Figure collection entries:
__________________________________________________

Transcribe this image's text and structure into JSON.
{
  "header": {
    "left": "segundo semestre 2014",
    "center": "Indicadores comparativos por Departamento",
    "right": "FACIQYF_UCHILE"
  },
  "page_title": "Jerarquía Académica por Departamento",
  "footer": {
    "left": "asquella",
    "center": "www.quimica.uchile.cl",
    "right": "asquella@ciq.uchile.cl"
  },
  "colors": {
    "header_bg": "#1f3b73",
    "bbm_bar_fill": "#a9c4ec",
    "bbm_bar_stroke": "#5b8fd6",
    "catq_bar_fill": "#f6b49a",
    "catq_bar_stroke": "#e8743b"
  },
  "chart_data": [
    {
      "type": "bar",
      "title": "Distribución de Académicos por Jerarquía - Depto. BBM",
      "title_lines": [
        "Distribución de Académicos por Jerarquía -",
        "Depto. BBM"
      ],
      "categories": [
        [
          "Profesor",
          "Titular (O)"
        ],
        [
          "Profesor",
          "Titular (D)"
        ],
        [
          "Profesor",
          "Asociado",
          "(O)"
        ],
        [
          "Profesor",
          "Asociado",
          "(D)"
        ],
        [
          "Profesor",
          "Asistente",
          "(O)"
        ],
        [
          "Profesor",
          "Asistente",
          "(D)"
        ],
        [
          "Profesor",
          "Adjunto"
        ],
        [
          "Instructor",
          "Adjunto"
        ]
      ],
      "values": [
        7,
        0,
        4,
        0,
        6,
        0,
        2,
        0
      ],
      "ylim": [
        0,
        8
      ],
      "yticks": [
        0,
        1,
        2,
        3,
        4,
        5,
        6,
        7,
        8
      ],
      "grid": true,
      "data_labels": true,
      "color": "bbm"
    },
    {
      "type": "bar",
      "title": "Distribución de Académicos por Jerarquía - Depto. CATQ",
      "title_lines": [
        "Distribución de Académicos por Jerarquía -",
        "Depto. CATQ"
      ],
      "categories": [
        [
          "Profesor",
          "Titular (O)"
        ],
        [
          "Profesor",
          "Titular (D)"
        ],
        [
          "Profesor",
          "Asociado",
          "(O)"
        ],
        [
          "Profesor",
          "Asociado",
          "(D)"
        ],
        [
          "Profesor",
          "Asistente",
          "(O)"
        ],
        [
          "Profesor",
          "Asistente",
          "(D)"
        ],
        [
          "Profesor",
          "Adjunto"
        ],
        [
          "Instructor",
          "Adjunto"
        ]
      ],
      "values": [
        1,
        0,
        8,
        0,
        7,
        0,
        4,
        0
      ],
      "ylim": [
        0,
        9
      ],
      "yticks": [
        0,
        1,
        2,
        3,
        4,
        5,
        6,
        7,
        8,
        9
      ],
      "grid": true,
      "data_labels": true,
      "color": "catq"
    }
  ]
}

__________________________________________________

# Task instructions
Copy out every line from the material above in which the word "Distribución" appears.

# Exercise response
      "title": "Distribución de Académicos por Jerarquía - Depto. BBM",
        "Distribución de Académicos por Jerarquía -",
      "title": "Distribución de Académicos por Jerarquía - Depto. CATQ",
        "Distribución de Académicos por Jerarquía -",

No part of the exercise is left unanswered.